▶ **Set problem**
Present each line of the entries below that holds the word "icon".

(Items from a data source)
-------

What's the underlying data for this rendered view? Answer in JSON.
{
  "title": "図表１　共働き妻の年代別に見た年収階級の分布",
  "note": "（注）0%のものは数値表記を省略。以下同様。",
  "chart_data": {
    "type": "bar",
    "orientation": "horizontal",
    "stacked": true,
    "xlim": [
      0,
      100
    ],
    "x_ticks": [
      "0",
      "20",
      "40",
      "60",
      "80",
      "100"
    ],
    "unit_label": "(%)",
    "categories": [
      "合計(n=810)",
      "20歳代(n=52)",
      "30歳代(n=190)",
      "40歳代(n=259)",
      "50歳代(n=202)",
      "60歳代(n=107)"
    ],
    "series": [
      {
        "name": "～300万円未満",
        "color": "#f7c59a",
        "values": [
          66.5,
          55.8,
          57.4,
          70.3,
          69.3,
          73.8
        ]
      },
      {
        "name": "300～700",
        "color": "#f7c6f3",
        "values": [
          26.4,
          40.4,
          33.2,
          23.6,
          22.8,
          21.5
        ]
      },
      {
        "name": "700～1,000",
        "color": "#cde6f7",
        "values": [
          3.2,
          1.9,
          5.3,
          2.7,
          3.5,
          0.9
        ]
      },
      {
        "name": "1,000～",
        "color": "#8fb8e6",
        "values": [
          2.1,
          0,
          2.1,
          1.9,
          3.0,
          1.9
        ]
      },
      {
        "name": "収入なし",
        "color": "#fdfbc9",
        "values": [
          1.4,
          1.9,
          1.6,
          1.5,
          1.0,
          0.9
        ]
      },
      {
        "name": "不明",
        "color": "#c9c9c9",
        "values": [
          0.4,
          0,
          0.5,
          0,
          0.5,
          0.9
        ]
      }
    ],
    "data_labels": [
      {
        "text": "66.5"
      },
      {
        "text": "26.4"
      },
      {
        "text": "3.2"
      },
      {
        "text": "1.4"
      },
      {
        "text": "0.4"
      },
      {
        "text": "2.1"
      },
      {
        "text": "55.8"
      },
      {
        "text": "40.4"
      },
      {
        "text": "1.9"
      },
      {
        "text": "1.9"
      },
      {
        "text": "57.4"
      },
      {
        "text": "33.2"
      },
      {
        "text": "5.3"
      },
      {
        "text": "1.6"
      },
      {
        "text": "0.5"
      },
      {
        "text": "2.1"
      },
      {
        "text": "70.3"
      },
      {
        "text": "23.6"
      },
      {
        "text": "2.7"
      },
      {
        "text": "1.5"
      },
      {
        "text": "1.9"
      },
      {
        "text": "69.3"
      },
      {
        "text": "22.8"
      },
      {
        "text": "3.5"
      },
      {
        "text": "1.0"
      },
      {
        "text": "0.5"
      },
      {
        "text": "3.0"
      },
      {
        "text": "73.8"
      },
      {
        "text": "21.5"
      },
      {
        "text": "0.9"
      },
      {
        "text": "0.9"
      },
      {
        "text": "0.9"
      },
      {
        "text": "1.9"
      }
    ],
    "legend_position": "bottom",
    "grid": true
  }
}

-------

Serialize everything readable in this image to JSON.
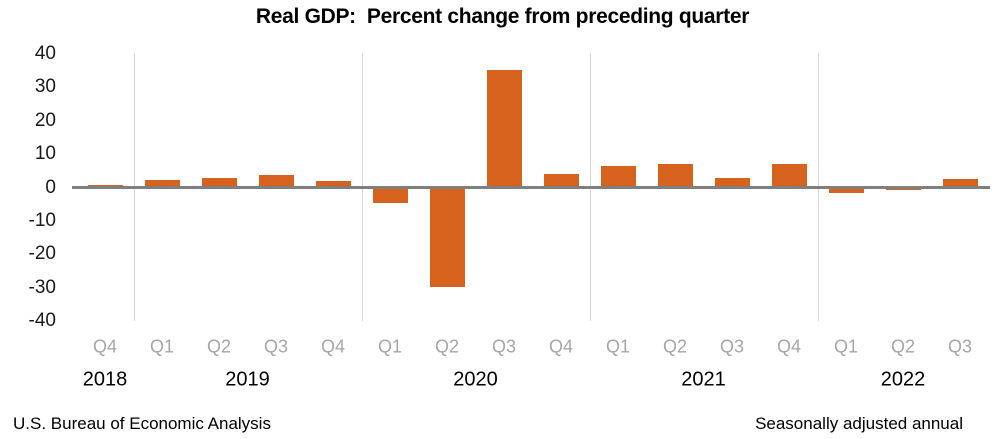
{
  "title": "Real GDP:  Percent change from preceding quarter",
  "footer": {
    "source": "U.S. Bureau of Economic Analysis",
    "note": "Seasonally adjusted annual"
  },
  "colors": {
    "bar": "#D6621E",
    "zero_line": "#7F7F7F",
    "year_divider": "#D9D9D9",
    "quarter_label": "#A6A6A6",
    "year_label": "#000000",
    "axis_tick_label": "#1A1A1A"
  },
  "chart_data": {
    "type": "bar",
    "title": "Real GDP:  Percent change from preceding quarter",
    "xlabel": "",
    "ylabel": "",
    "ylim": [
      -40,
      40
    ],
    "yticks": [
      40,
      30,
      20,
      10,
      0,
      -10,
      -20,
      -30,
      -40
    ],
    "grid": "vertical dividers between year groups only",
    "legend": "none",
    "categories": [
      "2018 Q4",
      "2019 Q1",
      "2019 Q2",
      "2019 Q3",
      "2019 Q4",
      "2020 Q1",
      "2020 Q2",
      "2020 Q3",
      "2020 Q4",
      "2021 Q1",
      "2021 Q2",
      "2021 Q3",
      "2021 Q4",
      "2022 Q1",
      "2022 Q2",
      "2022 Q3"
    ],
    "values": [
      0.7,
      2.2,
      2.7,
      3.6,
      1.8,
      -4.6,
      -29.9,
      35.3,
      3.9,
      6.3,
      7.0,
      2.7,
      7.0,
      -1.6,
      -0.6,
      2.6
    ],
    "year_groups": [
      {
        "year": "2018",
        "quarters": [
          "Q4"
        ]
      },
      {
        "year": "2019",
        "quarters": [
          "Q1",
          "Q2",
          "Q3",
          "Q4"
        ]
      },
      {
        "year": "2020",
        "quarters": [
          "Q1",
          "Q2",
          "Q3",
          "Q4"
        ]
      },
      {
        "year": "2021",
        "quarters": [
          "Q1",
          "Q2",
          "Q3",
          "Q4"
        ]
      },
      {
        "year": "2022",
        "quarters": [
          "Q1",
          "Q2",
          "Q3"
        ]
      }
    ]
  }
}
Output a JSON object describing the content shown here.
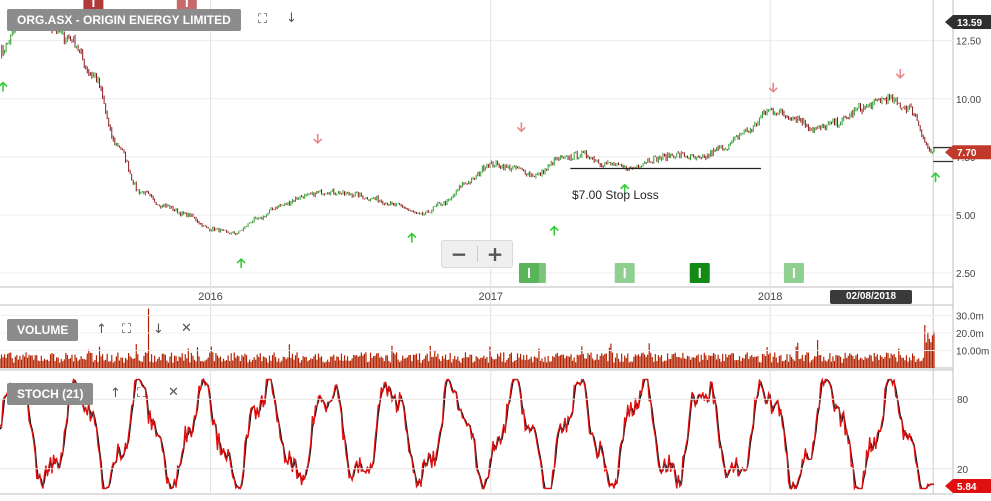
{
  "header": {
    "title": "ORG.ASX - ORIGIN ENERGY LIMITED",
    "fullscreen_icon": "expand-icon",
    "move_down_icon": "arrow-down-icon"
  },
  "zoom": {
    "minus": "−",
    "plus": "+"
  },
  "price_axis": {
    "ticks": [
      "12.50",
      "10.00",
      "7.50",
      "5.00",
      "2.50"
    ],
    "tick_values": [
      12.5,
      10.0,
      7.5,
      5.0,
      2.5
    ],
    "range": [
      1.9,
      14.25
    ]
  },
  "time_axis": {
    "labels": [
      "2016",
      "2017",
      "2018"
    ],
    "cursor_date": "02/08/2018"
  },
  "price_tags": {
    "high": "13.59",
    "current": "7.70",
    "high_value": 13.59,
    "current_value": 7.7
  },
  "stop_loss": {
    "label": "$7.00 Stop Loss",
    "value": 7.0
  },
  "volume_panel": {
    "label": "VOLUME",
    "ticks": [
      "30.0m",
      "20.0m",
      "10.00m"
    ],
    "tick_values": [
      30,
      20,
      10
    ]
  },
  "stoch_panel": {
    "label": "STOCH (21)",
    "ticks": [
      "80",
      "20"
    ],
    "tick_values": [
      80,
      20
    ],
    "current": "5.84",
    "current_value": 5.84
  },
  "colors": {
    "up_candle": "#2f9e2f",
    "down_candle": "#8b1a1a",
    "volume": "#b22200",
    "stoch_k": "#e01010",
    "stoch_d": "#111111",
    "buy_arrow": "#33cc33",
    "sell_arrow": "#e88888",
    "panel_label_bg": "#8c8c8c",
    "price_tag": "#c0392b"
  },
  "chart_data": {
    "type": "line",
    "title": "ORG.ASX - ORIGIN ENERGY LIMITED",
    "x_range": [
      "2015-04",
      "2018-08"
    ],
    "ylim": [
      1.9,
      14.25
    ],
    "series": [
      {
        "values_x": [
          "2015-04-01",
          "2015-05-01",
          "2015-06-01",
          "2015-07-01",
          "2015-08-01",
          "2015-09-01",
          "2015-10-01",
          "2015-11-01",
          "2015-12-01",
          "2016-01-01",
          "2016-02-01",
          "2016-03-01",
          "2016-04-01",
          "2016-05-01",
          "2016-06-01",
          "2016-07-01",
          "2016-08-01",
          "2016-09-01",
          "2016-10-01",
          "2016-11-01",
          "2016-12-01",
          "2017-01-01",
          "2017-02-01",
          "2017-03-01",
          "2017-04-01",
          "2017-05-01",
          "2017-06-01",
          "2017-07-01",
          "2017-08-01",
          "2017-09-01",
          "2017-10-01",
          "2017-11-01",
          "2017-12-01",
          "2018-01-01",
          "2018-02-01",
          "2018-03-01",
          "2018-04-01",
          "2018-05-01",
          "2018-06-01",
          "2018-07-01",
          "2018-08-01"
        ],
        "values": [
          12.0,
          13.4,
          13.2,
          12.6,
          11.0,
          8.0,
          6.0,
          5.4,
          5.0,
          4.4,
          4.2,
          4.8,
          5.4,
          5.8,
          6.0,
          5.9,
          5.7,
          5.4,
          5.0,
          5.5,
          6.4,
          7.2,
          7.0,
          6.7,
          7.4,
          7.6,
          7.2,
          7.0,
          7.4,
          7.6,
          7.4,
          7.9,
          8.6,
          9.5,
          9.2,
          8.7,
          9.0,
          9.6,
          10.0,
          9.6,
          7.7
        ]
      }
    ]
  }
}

-------

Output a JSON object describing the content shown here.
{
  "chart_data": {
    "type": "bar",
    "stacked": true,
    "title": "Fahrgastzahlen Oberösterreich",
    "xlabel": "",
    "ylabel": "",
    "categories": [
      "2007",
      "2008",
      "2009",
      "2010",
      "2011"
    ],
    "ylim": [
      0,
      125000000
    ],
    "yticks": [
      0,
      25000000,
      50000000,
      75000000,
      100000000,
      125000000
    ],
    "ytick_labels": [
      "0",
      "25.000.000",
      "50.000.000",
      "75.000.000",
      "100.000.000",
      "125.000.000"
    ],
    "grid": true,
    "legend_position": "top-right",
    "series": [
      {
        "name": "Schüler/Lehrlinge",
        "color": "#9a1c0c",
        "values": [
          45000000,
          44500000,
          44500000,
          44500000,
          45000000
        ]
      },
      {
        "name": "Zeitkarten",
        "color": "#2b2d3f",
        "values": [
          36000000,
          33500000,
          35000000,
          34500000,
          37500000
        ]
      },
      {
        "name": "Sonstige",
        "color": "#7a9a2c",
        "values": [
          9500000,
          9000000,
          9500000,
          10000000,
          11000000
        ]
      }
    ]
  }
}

-------

▶ **Exercise result**
    "fullscreen_icon": "expand-icon",
    "move_down_icon": "arrow-down-icon"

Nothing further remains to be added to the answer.